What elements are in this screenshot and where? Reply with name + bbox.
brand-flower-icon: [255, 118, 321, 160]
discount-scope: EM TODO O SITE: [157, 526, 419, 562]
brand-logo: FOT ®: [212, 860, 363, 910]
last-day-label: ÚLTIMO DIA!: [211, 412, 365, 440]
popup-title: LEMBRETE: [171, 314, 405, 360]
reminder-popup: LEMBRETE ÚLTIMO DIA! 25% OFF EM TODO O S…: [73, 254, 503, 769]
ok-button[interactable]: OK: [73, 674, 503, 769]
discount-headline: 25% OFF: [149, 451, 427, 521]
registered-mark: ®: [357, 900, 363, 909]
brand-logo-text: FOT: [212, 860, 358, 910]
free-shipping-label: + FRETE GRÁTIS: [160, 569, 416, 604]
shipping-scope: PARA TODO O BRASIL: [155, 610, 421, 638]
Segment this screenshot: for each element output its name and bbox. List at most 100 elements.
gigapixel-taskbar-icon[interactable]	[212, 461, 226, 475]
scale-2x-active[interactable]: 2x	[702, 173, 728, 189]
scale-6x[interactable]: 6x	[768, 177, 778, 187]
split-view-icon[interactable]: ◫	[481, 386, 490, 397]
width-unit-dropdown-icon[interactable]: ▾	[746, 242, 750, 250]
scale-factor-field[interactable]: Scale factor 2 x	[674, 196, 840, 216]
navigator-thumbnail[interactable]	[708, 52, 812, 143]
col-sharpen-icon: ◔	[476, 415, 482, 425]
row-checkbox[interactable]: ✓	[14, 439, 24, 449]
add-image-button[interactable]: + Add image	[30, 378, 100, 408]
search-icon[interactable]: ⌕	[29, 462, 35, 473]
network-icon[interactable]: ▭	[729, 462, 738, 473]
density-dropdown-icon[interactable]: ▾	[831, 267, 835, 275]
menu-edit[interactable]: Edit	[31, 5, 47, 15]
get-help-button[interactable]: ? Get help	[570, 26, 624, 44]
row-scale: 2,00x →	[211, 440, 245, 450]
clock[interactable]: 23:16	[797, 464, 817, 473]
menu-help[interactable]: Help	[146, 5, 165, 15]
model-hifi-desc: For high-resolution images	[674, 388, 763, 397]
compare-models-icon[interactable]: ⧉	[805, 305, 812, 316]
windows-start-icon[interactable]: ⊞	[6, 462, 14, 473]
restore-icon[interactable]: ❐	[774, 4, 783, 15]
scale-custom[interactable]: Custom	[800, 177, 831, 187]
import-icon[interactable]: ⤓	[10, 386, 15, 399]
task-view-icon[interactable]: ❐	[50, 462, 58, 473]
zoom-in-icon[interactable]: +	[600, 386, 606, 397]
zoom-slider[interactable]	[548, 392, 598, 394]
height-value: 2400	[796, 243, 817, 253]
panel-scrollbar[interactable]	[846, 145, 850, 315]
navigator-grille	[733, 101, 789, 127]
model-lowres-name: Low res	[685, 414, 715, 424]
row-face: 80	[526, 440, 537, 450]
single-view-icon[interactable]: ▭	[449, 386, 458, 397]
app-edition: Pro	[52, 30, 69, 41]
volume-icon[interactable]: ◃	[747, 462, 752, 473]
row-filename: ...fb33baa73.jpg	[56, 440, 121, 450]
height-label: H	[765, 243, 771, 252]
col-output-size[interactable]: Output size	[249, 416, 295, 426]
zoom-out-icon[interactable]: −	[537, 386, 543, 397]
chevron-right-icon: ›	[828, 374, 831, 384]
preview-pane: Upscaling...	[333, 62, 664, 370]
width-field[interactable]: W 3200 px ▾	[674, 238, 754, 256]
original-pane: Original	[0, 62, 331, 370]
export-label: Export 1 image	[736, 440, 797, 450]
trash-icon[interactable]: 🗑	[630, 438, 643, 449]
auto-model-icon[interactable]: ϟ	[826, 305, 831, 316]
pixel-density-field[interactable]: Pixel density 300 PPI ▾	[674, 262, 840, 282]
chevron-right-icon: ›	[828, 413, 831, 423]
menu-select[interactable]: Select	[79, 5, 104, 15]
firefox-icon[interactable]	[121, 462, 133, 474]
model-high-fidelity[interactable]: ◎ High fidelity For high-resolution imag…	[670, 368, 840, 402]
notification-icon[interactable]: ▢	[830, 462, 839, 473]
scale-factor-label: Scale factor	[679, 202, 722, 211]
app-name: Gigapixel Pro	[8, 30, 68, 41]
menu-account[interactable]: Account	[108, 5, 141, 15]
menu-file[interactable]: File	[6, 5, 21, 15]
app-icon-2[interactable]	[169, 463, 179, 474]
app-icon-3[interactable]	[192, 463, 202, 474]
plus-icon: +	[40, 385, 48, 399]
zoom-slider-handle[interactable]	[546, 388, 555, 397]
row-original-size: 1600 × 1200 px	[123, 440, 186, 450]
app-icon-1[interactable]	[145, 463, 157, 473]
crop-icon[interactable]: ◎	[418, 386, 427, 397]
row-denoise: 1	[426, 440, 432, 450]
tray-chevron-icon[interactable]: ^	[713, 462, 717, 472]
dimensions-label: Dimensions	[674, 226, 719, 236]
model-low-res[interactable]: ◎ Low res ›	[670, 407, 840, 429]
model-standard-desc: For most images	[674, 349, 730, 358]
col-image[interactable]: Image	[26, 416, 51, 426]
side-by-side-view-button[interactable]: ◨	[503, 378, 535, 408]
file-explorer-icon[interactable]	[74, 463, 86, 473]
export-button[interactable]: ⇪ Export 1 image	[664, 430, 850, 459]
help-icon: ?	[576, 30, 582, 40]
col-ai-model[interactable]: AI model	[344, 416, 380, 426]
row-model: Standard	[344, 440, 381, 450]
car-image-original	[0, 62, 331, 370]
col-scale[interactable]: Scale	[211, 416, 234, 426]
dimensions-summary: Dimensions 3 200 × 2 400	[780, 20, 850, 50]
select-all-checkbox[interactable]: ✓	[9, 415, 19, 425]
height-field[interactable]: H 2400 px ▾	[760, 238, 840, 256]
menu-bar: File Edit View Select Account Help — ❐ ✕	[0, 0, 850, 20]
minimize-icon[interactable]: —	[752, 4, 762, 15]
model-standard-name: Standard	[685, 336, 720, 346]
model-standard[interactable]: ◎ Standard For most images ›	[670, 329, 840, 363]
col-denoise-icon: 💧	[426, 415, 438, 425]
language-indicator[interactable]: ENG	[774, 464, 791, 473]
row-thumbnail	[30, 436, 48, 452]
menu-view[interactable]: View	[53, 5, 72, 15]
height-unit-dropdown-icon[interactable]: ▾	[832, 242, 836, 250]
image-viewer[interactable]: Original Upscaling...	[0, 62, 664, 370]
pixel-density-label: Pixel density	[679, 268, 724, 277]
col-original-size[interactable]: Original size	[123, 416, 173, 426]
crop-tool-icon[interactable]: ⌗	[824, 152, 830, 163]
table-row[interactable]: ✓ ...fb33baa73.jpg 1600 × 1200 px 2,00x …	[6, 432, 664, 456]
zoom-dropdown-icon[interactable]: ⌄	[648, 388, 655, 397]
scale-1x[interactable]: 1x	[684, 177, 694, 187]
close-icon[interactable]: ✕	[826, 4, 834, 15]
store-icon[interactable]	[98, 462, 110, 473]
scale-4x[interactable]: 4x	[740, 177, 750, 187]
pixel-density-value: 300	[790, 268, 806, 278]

== Task objective ==
Copy all of the data above line for line, keeping every character unchanged.

== Exercise response ==
What elements are in this screenshot and where? Reply with name + bbox.
brand-flower-icon: [255, 118, 321, 160]
discount-scope: EM TODO O SITE: [157, 526, 419, 562]
brand-logo: FOT ®: [212, 860, 363, 910]
last-day-label: ÚLTIMO DIA!: [211, 412, 365, 440]
popup-title: LEMBRETE: [171, 314, 405, 360]
reminder-popup: LEMBRETE ÚLTIMO DIA! 25% OFF EM TODO O S…: [73, 254, 503, 769]
ok-button[interactable]: OK: [73, 674, 503, 769]
discount-headline: 25% OFF: [149, 451, 427, 521]
registered-mark: ®: [357, 900, 363, 909]
brand-logo-text: FOT: [212, 860, 358, 910]
free-shipping-label: + FRETE GRÁTIS: [160, 569, 416, 604]
shipping-scope: PARA TODO O BRASIL: [155, 610, 421, 638]
Segment this screenshot: for each element output its name and bbox. List at most 100 elements.
gigapixel-taskbar-icon[interactable]	[212, 461, 226, 475]
scale-2x-active[interactable]: 2x	[702, 173, 728, 189]
scale-6x[interactable]: 6x	[768, 177, 778, 187]
split-view-icon[interactable]: ◫	[481, 386, 490, 397]
width-unit-dropdown-icon[interactable]: ▾	[746, 242, 750, 250]
scale-factor-field[interactable]: Scale factor 2 x	[674, 196, 840, 216]
navigator-thumbnail[interactable]	[708, 52, 812, 143]
col-sharpen-icon: ◔	[476, 415, 482, 425]
row-checkbox[interactable]: ✓	[14, 439, 24, 449]
add-image-button[interactable]: + Add image	[30, 378, 100, 408]
search-icon[interactable]: ⌕	[29, 462, 35, 473]
network-icon[interactable]: ▭	[729, 462, 738, 473]
density-dropdown-icon[interactable]: ▾	[831, 267, 835, 275]
menu-edit[interactable]: Edit	[31, 5, 47, 15]
get-help-button[interactable]: ? Get help	[570, 26, 624, 44]
row-scale: 2,00x →	[211, 440, 245, 450]
clock[interactable]: 23:16	[797, 464, 817, 473]
menu-help[interactable]: Help	[146, 5, 165, 15]
model-hifi-desc: For high-resolution images	[674, 388, 763, 397]
compare-models-icon[interactable]: ⧉	[805, 305, 812, 316]
windows-start-icon[interactable]: ⊞	[6, 462, 14, 473]
restore-icon[interactable]: ❐	[774, 4, 783, 15]
scale-custom[interactable]: Custom	[800, 177, 831, 187]
import-icon[interactable]: ⤓	[10, 386, 15, 399]
task-view-icon[interactable]: ❐	[50, 462, 58, 473]
zoom-in-icon[interactable]: +	[600, 386, 606, 397]
zoom-slider[interactable]	[548, 392, 598, 394]
height-value: 2400	[796, 243, 817, 253]
panel-scrollbar[interactable]	[846, 145, 850, 315]
navigator-grille	[733, 101, 789, 127]
model-lowres-name: Low res	[685, 414, 715, 424]
row-face: 80	[526, 440, 537, 450]
single-view-icon[interactable]: ▭	[449, 386, 458, 397]
app-edition: Pro	[52, 30, 69, 41]
volume-icon[interactable]: ◃	[747, 462, 752, 473]
row-filename: ...fb33baa73.jpg	[56, 440, 121, 450]
height-label: H	[765, 243, 771, 252]
col-output-size[interactable]: Output size	[249, 416, 295, 426]
zoom-out-icon[interactable]: −	[537, 386, 543, 397]
chevron-right-icon: ›	[828, 374, 831, 384]
preview-pane: Upscaling...	[333, 62, 664, 370]
width-field[interactable]: W 3200 px ▾	[674, 238, 754, 256]
original-pane: Original	[0, 62, 331, 370]
export-label: Export 1 image	[736, 440, 797, 450]
trash-icon[interactable]: 🗑	[630, 438, 643, 449]
auto-model-icon[interactable]: ϟ	[826, 305, 831, 316]
pixel-density-field[interactable]: Pixel density 300 PPI ▾	[674, 262, 840, 282]
chevron-right-icon: ›	[828, 413, 831, 423]
menu-select[interactable]: Select	[79, 5, 104, 15]
firefox-icon[interactable]	[121, 462, 133, 474]
model-high-fidelity[interactable]: ◎ High fidelity For high-resolution imag…	[670, 368, 840, 402]
notification-icon[interactable]: ▢	[830, 462, 839, 473]
scale-factor-label: Scale factor	[679, 202, 722, 211]
app-name: Gigapixel Pro	[8, 30, 68, 41]
menu-account[interactable]: Account	[108, 5, 141, 15]
menu-file[interactable]: File	[6, 5, 21, 15]
app-icon-2[interactable]	[169, 463, 179, 474]
app-icon-3[interactable]	[192, 463, 202, 474]
plus-icon: +	[40, 385, 48, 399]
zoom-slider-handle[interactable]	[546, 388, 555, 397]
row-original-size: 1600 × 1200 px	[123, 440, 186, 450]
app-icon-1[interactable]	[145, 463, 157, 473]
crop-icon[interactable]: ◎	[418, 386, 427, 397]
row-denoise: 1	[426, 440, 432, 450]
tray-chevron-icon[interactable]: ^	[713, 462, 717, 472]
dimensions-label: Dimensions	[674, 226, 719, 236]
model-low-res[interactable]: ◎ Low res ›	[670, 407, 840, 429]
model-standard-desc: For most images	[674, 349, 730, 358]
col-image[interactable]: Image	[26, 416, 51, 426]
side-by-side-view-button[interactable]: ◨	[503, 378, 535, 408]
file-explorer-icon[interactable]	[74, 463, 86, 473]
export-button[interactable]: ⇪ Export 1 image	[664, 430, 850, 459]
help-icon: ?	[576, 30, 582, 40]
col-ai-model[interactable]: AI model	[344, 416, 380, 426]
row-model: Standard	[344, 440, 381, 450]
car-image-original	[0, 62, 331, 370]
col-scale[interactable]: Scale	[211, 416, 234, 426]
dimensions-summary: Dimensions 3 200 × 2 400	[780, 20, 850, 50]
select-all-checkbox[interactable]: ✓	[9, 415, 19, 425]
height-field[interactable]: H 2400 px ▾	[760, 238, 840, 256]
menu-bar: File Edit View Select Account Help — ❐ ✕	[0, 0, 850, 20]
minimize-icon[interactable]: —	[752, 4, 762, 15]
model-standard-name: Standard	[685, 336, 720, 346]
model-standard[interactable]: ◎ Standard For most images ›	[670, 329, 840, 363]
col-denoise-icon: 💧	[426, 415, 438, 425]
language-indicator[interactable]: ENG	[774, 464, 791, 473]
row-thumbnail	[30, 436, 48, 452]
menu-view[interactable]: View	[53, 5, 72, 15]
height-unit-dropdown-icon[interactable]: ▾	[832, 242, 836, 250]
image-viewer[interactable]: Original Upscaling...	[0, 62, 664, 370]
pixel-density-label: Pixel density	[679, 268, 724, 277]
col-original-size[interactable]: Original size	[123, 416, 173, 426]
crop-tool-icon[interactable]: ⌗	[824, 152, 830, 163]
table-row[interactable]: ✓ ...fb33baa73.jpg 1600 × 1200 px 2,00x …	[6, 432, 664, 456]
zoom-dropdown-icon[interactable]: ⌄	[648, 388, 655, 397]
scale-1x[interactable]: 1x	[684, 177, 694, 187]
close-icon[interactable]: ✕	[826, 4, 834, 15]
store-icon[interactable]	[98, 462, 110, 473]
scale-4x[interactable]: 4x	[740, 177, 750, 187]
pixel-density-value: 300	[790, 268, 806, 278]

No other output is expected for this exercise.